• _Your objective_
All entries must be repeated exactly; do not include the pictures.

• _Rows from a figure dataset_
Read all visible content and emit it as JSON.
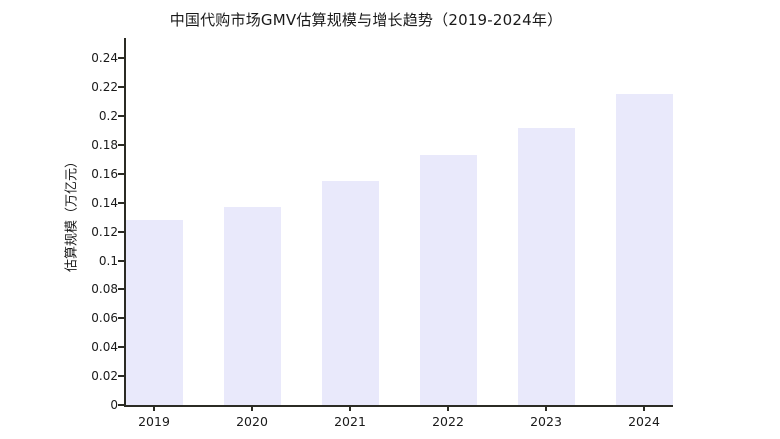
{
  "chart_data": {
    "type": "bar",
    "title": "中国代购市场GMV估算规模与增长趋势（2019-2024年）",
    "ylabel": "估算规模（万亿元）",
    "xlabel": "",
    "categories": [
      "2019",
      "2020",
      "2021",
      "2022",
      "2023",
      "2024"
    ],
    "values": [
      0.128,
      0.137,
      0.155,
      0.173,
      0.192,
      0.215
    ],
    "y_ticks": [
      "0",
      "0.02",
      "0.04",
      "0.06",
      "0.08",
      "0.1",
      "0.12",
      "0.14",
      "0.16",
      "0.18",
      "0.2",
      "0.22",
      "0.24"
    ],
    "ylim": [
      0,
      0.254
    ],
    "grid": false,
    "legend": false,
    "bar_color": "#e9e9fb",
    "axis_color": "#2b2b24",
    "text_color": "#1a1a1a",
    "background_color": "#ffffff"
  }
}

• _Reply_
Read all visible content and emit it as JSON.
{
  "chart_data": {
    "type": "bar",
    "title": "中国代购市场GMV估算规模与增长趋势（2019-2024年）",
    "ylabel": "估算规模（万亿元）",
    "xlabel": "",
    "categories": [
      "2019",
      "2020",
      "2021",
      "2022",
      "2023",
      "2024"
    ],
    "values": [
      0.128,
      0.137,
      0.155,
      0.173,
      0.192,
      0.215
    ],
    "y_ticks": [
      "0",
      "0.02",
      "0.04",
      "0.06",
      "0.08",
      "0.1",
      "0.12",
      "0.14",
      "0.16",
      "0.18",
      "0.2",
      "0.22",
      "0.24"
    ],
    "ylim": [
      0,
      0.254
    ],
    "grid": false,
    "legend": false,
    "bar_color": "#e9e9fb",
    "axis_color": "#2b2b24",
    "text_color": "#1a1a1a",
    "background_color": "#ffffff"
  }
}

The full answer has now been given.